EXERCISE DIRECTIONS: Exclude the pictures and return every line exactly as written.

+++ DATA EXTRACT +++

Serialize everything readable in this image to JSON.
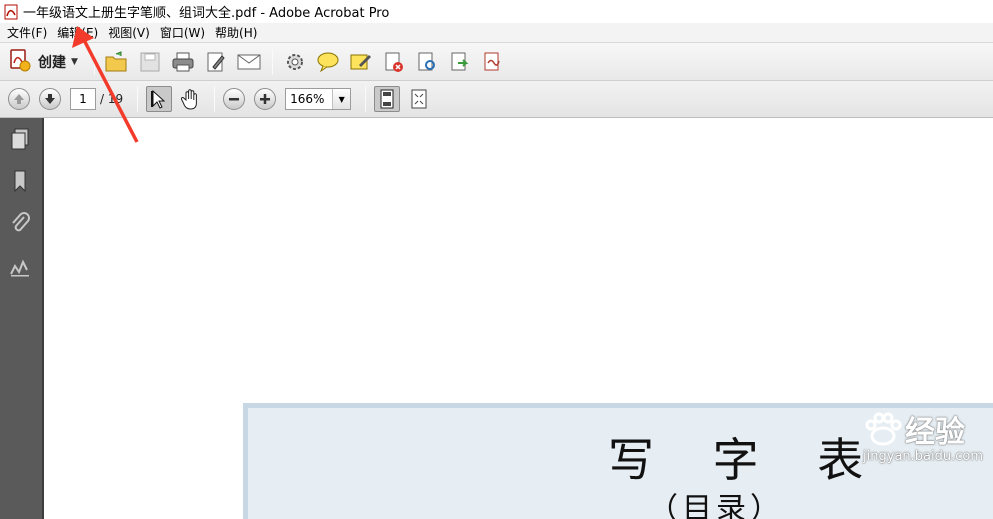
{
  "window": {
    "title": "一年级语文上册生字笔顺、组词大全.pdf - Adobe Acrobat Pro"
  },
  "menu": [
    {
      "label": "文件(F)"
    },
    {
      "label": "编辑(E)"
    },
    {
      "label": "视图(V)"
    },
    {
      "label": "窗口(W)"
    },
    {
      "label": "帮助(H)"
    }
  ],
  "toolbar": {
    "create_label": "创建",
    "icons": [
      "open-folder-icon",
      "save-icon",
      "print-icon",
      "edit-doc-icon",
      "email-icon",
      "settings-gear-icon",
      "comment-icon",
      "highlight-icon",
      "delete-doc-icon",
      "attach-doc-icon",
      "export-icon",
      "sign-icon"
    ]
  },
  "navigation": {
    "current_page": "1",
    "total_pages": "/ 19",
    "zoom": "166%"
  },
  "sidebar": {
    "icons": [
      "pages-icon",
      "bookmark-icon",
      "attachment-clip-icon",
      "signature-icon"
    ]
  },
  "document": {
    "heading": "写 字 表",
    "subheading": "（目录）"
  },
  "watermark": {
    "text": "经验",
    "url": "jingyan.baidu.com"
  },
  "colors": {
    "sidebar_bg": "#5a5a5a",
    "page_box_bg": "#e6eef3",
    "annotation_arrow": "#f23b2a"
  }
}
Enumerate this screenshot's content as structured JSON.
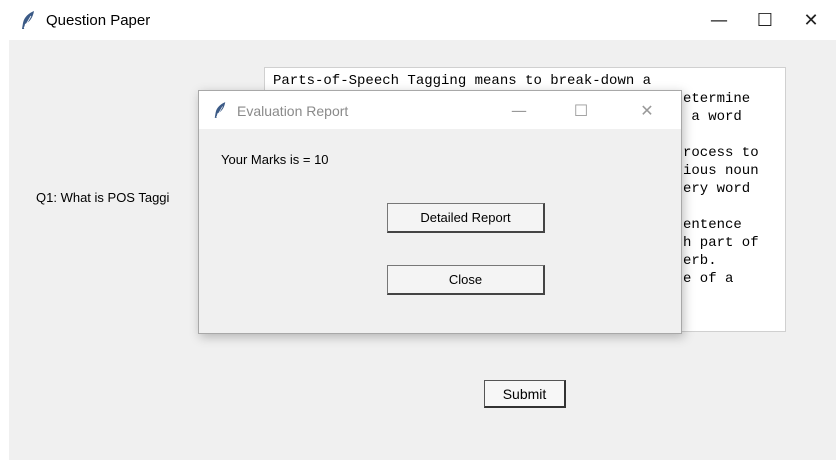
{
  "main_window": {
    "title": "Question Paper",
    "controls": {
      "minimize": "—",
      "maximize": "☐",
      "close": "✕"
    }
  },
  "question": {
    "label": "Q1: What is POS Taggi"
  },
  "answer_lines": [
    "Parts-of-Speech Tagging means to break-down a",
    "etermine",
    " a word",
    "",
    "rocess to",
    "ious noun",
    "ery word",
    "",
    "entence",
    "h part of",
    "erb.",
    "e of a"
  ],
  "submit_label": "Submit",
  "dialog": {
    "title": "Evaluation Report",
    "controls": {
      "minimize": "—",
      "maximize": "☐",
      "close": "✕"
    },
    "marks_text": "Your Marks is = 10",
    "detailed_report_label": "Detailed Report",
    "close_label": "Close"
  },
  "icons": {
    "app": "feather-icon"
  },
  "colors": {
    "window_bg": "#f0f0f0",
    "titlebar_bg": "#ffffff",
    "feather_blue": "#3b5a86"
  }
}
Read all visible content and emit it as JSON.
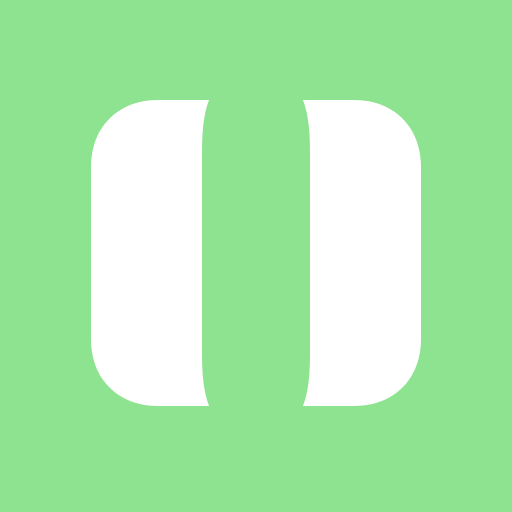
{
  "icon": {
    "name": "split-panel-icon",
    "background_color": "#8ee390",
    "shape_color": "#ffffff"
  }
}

+++

EXPECTED ANSWER:
Serialize everything readable in this image to JSON.
{
  "window": {
    "title": "一年级语文上册生字笔顺、组词大全.pdf - Adobe Acrobat Pro"
  },
  "menu": [
    {
      "label": "文件(F)"
    },
    {
      "label": "编辑(E)"
    },
    {
      "label": "视图(V)"
    },
    {
      "label": "窗口(W)"
    },
    {
      "label": "帮助(H)"
    }
  ],
  "toolbar": {
    "create_label": "创建",
    "icons": [
      "open-folder-icon",
      "save-icon",
      "print-icon",
      "edit-doc-icon",
      "email-icon",
      "settings-gear-icon",
      "comment-icon",
      "highlight-icon",
      "delete-doc-icon",
      "attach-doc-icon",
      "export-icon",
      "sign-icon"
    ]
  },
  "navigation": {
    "current_page": "1",
    "total_pages": "/ 19",
    "zoom": "166%"
  },
  "sidebar": {
    "icons": [
      "pages-icon",
      "bookmark-icon",
      "attachment-clip-icon",
      "signature-icon"
    ]
  },
  "document": {
    "heading": "写 字 表",
    "subheading": "（目录）"
  },
  "watermark": {
    "text": "经验",
    "url": "jingyan.baidu.com"
  },
  "colors": {
    "sidebar_bg": "#5a5a5a",
    "page_box_bg": "#e6eef3",
    "annotation_arrow": "#f23b2a"
  }
}
Enumerate this screenshot's content as structured JSON.
{
  "main_window": {
    "title": "Question Paper",
    "controls": {
      "minimize": "—",
      "maximize": "☐",
      "close": "✕"
    }
  },
  "question": {
    "label": "Q1: What is POS Taggi"
  },
  "answer_lines": [
    "Parts-of-Speech Tagging means to break-down a",
    "etermine",
    " a word",
    "",
    "rocess to",
    "ious noun",
    "ery word",
    "",
    "entence",
    "h part of",
    "erb.",
    "e of a"
  ],
  "submit_label": "Submit",
  "dialog": {
    "title": "Evaluation Report",
    "controls": {
      "minimize": "—",
      "maximize": "☐",
      "close": "✕"
    },
    "marks_text": "Your Marks is = 10",
    "detailed_report_label": "Detailed Report",
    "close_label": "Close"
  },
  "icons": {
    "app": "feather-icon"
  },
  "colors": {
    "window_bg": "#f0f0f0",
    "titlebar_bg": "#ffffff",
    "feather_blue": "#3b5a86"
  }
}
Read all visible content and emit it as JSON.
{
  "icon": {
    "name": "split-panel-icon",
    "background_color": "#8ee390",
    "shape_color": "#ffffff"
  }
}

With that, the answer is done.